Filter the records below and copy every line containing the word "name".
..............................
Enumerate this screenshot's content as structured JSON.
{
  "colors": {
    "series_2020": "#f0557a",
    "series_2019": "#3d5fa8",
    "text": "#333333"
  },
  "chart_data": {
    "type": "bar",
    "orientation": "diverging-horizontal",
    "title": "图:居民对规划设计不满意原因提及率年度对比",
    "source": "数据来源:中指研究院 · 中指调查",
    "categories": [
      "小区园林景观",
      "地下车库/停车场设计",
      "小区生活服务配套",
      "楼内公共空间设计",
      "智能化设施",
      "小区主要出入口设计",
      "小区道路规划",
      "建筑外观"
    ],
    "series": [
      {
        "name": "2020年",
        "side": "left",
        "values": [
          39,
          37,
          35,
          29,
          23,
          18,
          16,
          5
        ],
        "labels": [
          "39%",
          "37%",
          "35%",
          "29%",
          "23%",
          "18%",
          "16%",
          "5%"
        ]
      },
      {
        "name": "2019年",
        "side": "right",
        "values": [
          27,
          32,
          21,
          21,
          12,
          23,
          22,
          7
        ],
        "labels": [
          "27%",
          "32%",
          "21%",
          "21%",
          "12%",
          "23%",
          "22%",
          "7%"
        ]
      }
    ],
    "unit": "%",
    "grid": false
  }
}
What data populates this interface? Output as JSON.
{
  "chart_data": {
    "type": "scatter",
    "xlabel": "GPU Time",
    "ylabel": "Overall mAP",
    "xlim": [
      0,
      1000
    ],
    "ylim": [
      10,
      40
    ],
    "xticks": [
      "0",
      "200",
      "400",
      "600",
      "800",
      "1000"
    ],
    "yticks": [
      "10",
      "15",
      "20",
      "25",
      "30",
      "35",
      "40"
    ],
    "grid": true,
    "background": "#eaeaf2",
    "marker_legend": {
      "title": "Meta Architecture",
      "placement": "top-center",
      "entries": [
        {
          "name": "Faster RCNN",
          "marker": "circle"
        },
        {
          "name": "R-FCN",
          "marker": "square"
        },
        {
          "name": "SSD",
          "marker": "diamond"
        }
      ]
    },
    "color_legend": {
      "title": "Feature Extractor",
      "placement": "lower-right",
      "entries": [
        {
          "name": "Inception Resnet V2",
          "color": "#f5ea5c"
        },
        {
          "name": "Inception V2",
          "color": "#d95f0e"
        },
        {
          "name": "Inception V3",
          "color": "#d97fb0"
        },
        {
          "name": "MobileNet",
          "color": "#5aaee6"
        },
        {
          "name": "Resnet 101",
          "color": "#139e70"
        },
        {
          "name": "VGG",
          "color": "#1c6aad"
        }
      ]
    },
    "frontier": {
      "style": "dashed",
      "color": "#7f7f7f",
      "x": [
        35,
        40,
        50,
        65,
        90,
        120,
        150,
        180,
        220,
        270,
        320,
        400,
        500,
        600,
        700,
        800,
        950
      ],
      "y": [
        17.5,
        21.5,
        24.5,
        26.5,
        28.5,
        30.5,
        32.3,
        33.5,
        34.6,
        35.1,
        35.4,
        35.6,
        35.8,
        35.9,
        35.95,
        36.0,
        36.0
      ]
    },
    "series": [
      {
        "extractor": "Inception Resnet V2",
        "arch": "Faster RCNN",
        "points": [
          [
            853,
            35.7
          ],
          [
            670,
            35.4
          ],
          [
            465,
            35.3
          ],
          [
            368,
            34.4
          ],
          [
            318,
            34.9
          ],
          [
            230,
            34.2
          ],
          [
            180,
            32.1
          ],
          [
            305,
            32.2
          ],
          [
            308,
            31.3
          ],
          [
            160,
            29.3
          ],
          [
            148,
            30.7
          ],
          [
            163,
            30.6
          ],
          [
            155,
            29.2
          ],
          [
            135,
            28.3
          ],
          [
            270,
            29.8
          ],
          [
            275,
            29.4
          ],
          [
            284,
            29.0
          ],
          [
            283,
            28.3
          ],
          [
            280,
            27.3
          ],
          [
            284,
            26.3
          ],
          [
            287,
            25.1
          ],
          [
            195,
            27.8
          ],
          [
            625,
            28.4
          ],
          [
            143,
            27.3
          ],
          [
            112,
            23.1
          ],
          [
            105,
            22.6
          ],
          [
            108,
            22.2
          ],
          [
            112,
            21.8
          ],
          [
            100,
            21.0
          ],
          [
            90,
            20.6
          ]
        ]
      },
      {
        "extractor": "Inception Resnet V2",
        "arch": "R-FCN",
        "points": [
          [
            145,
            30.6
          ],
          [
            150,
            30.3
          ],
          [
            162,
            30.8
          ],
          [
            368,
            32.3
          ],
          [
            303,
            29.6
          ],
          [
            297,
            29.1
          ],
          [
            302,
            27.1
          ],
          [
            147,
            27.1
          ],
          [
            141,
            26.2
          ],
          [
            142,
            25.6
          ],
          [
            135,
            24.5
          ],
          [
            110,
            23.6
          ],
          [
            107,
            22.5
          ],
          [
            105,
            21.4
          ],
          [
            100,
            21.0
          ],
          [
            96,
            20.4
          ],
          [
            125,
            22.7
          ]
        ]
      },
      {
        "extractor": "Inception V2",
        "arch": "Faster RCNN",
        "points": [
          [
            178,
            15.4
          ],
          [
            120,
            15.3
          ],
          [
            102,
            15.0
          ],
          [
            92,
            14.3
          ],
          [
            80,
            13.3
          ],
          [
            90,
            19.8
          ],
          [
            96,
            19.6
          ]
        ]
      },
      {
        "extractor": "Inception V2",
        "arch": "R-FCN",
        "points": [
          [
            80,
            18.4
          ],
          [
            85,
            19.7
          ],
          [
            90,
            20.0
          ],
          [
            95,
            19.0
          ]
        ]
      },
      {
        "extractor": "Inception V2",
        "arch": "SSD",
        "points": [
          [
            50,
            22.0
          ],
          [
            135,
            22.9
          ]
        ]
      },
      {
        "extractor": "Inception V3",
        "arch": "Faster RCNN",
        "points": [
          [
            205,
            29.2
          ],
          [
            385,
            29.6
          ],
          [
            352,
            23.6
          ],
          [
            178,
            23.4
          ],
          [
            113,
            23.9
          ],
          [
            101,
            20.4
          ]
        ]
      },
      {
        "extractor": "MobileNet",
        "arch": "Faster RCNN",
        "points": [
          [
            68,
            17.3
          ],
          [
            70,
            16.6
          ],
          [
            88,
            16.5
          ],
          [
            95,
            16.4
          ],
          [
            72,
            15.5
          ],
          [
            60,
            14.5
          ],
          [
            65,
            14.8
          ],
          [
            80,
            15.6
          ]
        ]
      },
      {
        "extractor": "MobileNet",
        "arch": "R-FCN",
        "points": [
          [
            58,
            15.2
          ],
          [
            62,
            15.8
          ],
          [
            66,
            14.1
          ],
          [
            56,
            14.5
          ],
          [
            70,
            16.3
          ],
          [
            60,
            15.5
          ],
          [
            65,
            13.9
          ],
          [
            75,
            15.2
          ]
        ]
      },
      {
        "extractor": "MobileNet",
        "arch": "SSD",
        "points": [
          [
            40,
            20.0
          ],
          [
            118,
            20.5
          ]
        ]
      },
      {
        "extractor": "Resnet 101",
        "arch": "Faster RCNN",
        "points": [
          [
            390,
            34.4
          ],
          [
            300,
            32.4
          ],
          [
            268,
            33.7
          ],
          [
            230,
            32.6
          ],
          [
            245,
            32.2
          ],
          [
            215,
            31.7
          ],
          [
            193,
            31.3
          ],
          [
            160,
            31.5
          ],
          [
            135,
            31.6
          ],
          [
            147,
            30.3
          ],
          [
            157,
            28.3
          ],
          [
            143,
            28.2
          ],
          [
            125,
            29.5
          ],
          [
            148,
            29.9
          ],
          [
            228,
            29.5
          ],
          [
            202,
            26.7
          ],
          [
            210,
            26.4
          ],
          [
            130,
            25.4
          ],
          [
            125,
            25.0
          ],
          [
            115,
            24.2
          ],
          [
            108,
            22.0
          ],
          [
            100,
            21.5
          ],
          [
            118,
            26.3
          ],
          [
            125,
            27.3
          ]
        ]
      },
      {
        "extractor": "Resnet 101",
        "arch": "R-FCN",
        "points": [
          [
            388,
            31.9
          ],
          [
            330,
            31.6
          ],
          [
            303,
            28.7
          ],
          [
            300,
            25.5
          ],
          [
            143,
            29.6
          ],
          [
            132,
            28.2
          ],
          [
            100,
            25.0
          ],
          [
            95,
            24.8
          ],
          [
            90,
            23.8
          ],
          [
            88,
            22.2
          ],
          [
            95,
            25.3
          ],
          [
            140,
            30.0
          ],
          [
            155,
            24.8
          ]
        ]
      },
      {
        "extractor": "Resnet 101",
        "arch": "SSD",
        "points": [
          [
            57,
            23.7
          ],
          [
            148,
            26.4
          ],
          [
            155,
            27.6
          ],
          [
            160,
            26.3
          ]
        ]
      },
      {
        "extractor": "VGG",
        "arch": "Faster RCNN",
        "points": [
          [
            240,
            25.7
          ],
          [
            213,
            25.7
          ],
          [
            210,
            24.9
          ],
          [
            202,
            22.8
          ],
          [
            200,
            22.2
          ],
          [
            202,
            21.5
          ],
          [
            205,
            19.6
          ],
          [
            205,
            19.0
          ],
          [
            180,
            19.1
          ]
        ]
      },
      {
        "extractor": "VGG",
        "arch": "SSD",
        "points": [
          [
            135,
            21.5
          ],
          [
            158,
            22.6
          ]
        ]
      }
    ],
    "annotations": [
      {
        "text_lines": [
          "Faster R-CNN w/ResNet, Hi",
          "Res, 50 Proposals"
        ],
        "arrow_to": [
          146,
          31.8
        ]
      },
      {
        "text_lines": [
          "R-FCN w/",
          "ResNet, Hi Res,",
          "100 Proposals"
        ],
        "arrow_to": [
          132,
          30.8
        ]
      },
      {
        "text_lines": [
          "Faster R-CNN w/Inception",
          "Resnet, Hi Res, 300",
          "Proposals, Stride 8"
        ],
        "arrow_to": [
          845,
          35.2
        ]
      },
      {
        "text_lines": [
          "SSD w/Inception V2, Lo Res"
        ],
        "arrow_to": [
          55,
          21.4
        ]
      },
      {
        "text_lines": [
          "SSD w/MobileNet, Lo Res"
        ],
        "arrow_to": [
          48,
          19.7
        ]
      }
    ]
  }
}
..............................
| TASK RESPONSE |
        "name": "2020年",
        "name": "2019年",
          "name": "Faster RCNN",
          "name": "R-FCN",
          "name": "SSD",
          "name": "Inception Resnet V2",
          "name": "Inception V2",
          "name": "Inception V3",
          "name": "MobileNet",
          "name": "Resnet 101",
          "name": "VGG",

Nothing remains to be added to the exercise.